======== ITEMS ========
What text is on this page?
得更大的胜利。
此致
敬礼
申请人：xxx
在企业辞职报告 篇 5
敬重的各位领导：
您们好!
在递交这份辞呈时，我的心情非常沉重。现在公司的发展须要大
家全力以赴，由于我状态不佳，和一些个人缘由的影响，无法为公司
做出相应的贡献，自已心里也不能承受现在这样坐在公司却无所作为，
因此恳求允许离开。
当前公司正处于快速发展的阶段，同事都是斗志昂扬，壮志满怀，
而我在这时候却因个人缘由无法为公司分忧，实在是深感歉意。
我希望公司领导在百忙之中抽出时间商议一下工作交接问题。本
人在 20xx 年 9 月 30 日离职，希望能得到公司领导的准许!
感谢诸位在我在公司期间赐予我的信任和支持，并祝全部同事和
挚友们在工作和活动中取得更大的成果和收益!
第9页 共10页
========
### DO THIS
Return each line of the records above exactly as it reads.

### RESULT FOR THIS EXERCISE
What text is on this page?
得更大的胜利。
此致
敬礼
申请人：xxx
在企业辞职报告 篇 5
敬重的各位领导：
您们好!
在递交这份辞呈时，我的心情非常沉重。现在公司的发展须要大
家全力以赴，由于我状态不佳，和一些个人缘由的影响，无法为公司
做出相应的贡献，自已心里也不能承受现在这样坐在公司却无所作为，
因此恳求允许离开。
当前公司正处于快速发展的阶段，同事都是斗志昂扬，壮志满怀，
而我在这时候却因个人缘由无法为公司分忧，实在是深感歉意。
我希望公司领导在百忙之中抽出时间商议一下工作交接问题。本
人在 20xx 年 9 月 30 日离职，希望能得到公司领导的准许!
感谢诸位在我在公司期间赐予我的信任和支持，并祝全部同事和
挚友们在工作和活动中取得更大的成果和收益!
第9页 共10页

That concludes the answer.